**Instructions for the task:**
Nothing in the records may be left out or altered; reproduce them all exactly.

..............................

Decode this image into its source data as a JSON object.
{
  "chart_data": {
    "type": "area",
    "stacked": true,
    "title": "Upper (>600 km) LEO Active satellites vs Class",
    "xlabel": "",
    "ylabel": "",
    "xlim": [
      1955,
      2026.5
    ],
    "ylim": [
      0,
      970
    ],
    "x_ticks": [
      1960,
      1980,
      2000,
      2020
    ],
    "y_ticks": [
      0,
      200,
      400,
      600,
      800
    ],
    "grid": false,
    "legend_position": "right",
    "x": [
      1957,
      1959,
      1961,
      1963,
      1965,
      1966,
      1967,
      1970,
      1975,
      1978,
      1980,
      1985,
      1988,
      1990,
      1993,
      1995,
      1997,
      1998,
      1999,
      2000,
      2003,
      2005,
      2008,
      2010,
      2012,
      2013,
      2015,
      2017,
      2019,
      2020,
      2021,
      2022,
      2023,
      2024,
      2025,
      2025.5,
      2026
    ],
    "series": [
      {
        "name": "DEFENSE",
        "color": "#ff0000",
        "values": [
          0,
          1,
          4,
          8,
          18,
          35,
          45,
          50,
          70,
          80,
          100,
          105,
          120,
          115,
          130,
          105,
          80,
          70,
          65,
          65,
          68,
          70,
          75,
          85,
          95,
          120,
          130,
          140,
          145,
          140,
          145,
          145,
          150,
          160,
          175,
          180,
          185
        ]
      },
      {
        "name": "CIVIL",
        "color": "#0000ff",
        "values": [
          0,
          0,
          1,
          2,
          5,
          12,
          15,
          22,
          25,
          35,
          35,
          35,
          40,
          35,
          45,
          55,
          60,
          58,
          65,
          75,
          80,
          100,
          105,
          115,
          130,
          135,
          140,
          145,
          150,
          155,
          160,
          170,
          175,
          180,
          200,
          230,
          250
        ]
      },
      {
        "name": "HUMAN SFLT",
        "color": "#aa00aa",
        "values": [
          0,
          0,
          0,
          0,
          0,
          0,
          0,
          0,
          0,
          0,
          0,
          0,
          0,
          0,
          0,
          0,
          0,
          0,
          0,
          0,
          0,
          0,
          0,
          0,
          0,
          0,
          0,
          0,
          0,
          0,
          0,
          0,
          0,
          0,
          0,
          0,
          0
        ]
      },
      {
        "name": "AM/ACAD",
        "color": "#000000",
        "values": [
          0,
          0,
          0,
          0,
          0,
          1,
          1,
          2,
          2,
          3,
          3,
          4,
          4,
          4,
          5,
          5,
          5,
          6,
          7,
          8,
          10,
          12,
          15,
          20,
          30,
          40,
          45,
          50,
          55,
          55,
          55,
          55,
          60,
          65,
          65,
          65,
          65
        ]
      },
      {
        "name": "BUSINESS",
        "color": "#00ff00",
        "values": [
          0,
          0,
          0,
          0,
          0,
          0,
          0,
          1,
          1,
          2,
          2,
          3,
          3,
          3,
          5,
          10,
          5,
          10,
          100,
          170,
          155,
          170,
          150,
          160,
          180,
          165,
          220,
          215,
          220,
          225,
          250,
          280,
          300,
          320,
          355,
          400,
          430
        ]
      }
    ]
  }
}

..............................

**Problem solution:**
Decode this image into its source data as a JSON object.
{
  "chart_data": {
    "type": "area",
    "stacked": true,
    "title": "Upper (>600 km) LEO Active satellites vs Class",
    "xlabel": "",
    "ylabel": "",
    "xlim": [
      1955,
      2026.5
    ],
    "ylim": [
      0,
      970
    ],
    "x_ticks": [
      1960,
      1980,
      2000,
      2020
    ],
    "y_ticks": [
      0,
      200,
      400,
      600,
      800
    ],
    "grid": false,
    "legend_position": "right",
    "x": [
      1957,
      1959,
      1961,
      1963,
      1965,
      1966,
      1967,
      1970,
      1975,
      1978,
      1980,
      1985,
      1988,
      1990,
      1993,
      1995,
      1997,
      1998,
      1999,
      2000,
      2003,
      2005,
      2008,
      2010,
      2012,
      2013,
      2015,
      2017,
      2019,
      2020,
      2021,
      2022,
      2023,
      2024,
      2025,
      2025.5,
      2026
    ],
    "series": [
      {
        "name": "DEFENSE",
        "color": "#ff0000",
        "values": [
          0,
          1,
          4,
          8,
          18,
          35,
          45,
          50,
          70,
          80,
          100,
          105,
          120,
          115,
          130,
          105,
          80,
          70,
          65,
          65,
          68,
          70,
          75,
          85,
          95,
          120,
          130,
          140,
          145,
          140,
          145,
          145,
          150,
          160,
          175,
          180,
          185
        ]
      },
      {
        "name": "CIVIL",
        "color": "#0000ff",
        "values": [
          0,
          0,
          1,
          2,
          5,
          12,
          15,
          22,
          25,
          35,
          35,
          35,
          40,
          35,
          45,
          55,
          60,
          58,
          65,
          75,
          80,
          100,
          105,
          115,
          130,
          135,
          140,
          145,
          150,
          155,
          160,
          170,
          175,
          180,
          200,
          230,
          250
        ]
      },
      {
        "name": "HUMAN SFLT",
        "color": "#aa00aa",
        "values": [
          0,
          0,
          0,
          0,
          0,
          0,
          0,
          0,
          0,
          0,
          0,
          0,
          0,
          0,
          0,
          0,
          0,
          0,
          0,
          0,
          0,
          0,
          0,
          0,
          0,
          0,
          0,
          0,
          0,
          0,
          0,
          0,
          0,
          0,
          0,
          0,
          0
        ]
      },
      {
        "name": "AM/ACAD",
        "color": "#000000",
        "values": [
          0,
          0,
          0,
          0,
          0,
          1,
          1,
          2,
          2,
          3,
          3,
          4,
          4,
          4,
          5,
          5,
          5,
          6,
          7,
          8,
          10,
          12,
          15,
          20,
          30,
          40,
          45,
          50,
          55,
          55,
          55,
          55,
          60,
          65,
          65,
          65,
          65
        ]
      },
      {
        "name": "BUSINESS",
        "color": "#00ff00",
        "values": [
          0,
          0,
          0,
          0,
          0,
          0,
          0,
          1,
          1,
          2,
          2,
          3,
          3,
          3,
          5,
          10,
          5,
          10,
          100,
          170,
          155,
          170,
          150,
          160,
          180,
          165,
          220,
          215,
          220,
          225,
          250,
          280,
          300,
          320,
          355,
          400,
          430
        ]
      }
    ]
  }
}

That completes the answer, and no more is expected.